--- Begin Exercise material ---

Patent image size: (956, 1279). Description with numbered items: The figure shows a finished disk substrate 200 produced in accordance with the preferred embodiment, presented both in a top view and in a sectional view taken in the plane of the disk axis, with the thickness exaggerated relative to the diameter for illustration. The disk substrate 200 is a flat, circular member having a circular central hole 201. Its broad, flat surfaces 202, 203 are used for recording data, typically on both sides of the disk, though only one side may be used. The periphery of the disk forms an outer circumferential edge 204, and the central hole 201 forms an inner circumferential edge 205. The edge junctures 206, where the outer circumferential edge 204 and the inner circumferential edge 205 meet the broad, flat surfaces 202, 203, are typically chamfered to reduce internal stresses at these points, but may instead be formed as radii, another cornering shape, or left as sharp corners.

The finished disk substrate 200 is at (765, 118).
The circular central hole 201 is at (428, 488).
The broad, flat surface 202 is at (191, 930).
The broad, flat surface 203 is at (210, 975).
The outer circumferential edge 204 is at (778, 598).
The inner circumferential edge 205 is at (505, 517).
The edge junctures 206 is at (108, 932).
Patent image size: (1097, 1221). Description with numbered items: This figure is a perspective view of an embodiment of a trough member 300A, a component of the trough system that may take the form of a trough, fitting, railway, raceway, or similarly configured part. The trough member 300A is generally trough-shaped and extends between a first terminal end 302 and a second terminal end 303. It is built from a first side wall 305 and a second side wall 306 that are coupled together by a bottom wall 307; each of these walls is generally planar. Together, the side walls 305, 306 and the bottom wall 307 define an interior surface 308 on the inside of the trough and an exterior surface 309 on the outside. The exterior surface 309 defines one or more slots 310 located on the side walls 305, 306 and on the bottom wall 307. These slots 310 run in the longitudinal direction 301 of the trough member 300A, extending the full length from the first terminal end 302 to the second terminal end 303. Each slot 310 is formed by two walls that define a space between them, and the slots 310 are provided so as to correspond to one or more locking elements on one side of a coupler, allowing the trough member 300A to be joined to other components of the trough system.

--- End Exercise material ---

• Challenge: Rewrite the listing from its first line through the line containing "The edge junctures 206 is at (108, 932).", replacing "preferred embodiment" with "first embodiment" and leaving everything else unchanged.

• Answer to this task:
Patent image size: (956, 1279). Description with numbered items: The figure shows a finished disk substrate 200 produced in accordance with the first embodiment, presented both in a top view and in a sectional view taken in the plane of the disk axis, with the thickness exaggerated relative to the diameter for illustration. The disk substrate 200 is a flat, circular member having a circular central hole 201. Its broad, flat surfaces 202, 203 are used for recording data, typically on both sides of the disk, though only one side may be used. The periphery of the disk forms an outer circumferential edge 204, and the central hole 201 forms an inner circumferential edge 205. The edge junctures 206, where the outer circumferential edge 204 and the inner circumferential edge 205 meet the broad, flat surfaces 202, 203, are typically chamfered to reduce internal stresses at these points, but may instead be formed as radii, another cornering shape, or left as sharp corners.

The finished disk substrate 200 is at (765, 118).
The circular central hole 201 is at (428, 488).
The broad, flat surface 202 is at (191, 930).
The broad, flat surface 203 is at (210, 975).
The outer circumferential edge 204 is at (778, 598).
The inner circumferential edge 205 is at (505, 517).
The edge junctures 206 is at (108, 932).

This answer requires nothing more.